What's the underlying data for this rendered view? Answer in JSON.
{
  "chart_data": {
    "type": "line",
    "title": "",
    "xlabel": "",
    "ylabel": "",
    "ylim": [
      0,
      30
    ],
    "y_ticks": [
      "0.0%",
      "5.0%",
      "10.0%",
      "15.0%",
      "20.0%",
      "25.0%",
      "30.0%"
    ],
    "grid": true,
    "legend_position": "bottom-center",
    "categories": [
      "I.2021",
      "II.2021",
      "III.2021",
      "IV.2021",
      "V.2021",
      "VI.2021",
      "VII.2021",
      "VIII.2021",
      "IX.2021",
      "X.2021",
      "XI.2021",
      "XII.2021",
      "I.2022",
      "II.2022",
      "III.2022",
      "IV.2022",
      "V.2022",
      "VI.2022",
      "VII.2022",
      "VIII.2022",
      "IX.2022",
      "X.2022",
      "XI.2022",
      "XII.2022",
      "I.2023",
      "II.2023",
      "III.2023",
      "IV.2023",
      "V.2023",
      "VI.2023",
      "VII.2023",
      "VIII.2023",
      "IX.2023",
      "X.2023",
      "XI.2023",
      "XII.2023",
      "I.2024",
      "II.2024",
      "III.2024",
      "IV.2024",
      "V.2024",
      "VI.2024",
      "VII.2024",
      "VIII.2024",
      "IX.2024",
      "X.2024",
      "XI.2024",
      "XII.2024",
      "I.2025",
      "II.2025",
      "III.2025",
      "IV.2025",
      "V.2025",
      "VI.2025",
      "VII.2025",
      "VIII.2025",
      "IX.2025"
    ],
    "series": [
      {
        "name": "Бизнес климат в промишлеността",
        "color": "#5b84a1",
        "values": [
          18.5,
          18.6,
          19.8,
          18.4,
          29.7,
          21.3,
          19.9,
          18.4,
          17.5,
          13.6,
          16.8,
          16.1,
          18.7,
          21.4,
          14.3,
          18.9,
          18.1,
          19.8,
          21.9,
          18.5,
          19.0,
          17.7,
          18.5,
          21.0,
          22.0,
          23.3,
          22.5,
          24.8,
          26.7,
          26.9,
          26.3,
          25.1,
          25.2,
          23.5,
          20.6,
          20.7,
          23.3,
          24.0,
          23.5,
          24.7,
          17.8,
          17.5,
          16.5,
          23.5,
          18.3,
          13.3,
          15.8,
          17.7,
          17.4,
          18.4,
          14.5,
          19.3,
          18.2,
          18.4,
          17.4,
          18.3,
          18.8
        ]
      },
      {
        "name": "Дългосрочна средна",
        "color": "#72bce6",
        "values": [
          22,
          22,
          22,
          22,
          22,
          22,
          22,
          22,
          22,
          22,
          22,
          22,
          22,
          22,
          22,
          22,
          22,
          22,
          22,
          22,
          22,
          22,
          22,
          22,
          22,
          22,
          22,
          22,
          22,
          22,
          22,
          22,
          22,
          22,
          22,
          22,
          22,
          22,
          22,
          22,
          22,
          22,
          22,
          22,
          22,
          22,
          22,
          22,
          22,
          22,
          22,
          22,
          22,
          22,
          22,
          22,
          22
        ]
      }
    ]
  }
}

* * * *

### Short exercise
From the records above, extract each line exactly as shown.

### Exercise answer
What's the underlying data for this rendered view? Answer in JSON.
{
  "chart_data": {
    "type": "line",
    "title": "",
    "xlabel": "",
    "ylabel": "",
    "ylim": [
      0,
      30
    ],
    "y_ticks": [
      "0.0%",
      "5.0%",
      "10.0%",
      "15.0%",
      "20.0%",
      "25.0%",
      "30.0%"
    ],
    "grid": true,
    "legend_position": "bottom-center",
    "categories": [
      "I.2021",
      "II.2021",
      "III.2021",
      "IV.2021",
      "V.2021",
      "VI.2021",
      "VII.2021",
      "VIII.2021",
      "IX.2021",
      "X.2021",
      "XI.2021",
      "XII.2021",
      "I.2022",
      "II.2022",
      "III.2022",
      "IV.2022",
      "V.2022",
      "VI.2022",
      "VII.2022",
      "VIII.2022",
      "IX.2022",
      "X.2022",
      "XI.2022",
      "XII.2022",
      "I.2023",
      "II.2023",
      "III.2023",
      "IV.2023",
      "V.2023",
      "VI.2023",
      "VII.2023",
      "VIII.2023",
      "IX.2023",
      "X.2023",
      "XI.2023",
      "XII.2023",
      "I.2024",
      "II.2024",
      "III.2024",
      "IV.2024",
      "V.2024",
      "VI.2024",
      "VII.2024",
      "VIII.2024",
      "IX.2024",
      "X.2024",
      "XI.2024",
      "XII.2024",
      "I.2025",
      "II.2025",
      "III.2025",
      "IV.2025",
      "V.2025",
      "VI.2025",
      "VII.2025",
      "VIII.2025",
      "IX.2025"
    ],
    "series": [
      {
        "name": "Бизнес климат в промишлеността",
        "color": "#5b84a1",
        "values": [
          18.5,
          18.6,
          19.8,
          18.4,
          29.7,
          21.3,
          19.9,
          18.4,
          17.5,
          13.6,
          16.8,
          16.1,
          18.7,
          21.4,
          14.3,
          18.9,
          18.1,
          19.8,
          21.9,
          18.5,
          19.0,
          17.7,
          18.5,
          21.0,
          22.0,
          23.3,
          22.5,
          24.8,
          26.7,
          26.9,
          26.3,
          25.1,
          25.2,
          23.5,
          20.6,
          20.7,
          23.3,
          24.0,
          23.5,
          24.7,
          17.8,
          17.5,
          16.5,
          23.5,
          18.3,
          13.3,
          15.8,
          17.7,
          17.4,
          18.4,
          14.5,
          19.3,
          18.2,
          18.4,
          17.4,
          18.3,
          18.8
        ]
      },
      {
        "name": "Дългосрочна средна",
        "color": "#72bce6",
        "values": [
          22,
          22,
          22,
          22,
          22,
          22,
          22,
          22,
          22,
          22,
          22,
          22,
          22,
          22,
          22,
          22,
          22,
          22,
          22,
          22,
          22,
          22,
          22,
          22,
          22,
          22,
          22,
          22,
          22,
          22,
          22,
          22,
          22,
          22,
          22,
          22,
          22,
          22,
          22,
          22,
          22,
          22,
          22,
          22,
          22,
          22,
          22,
          22,
          22,
          22,
          22,
          22,
          22,
          22,
          22,
          22,
          22
        ]
      }
    ]
  }
}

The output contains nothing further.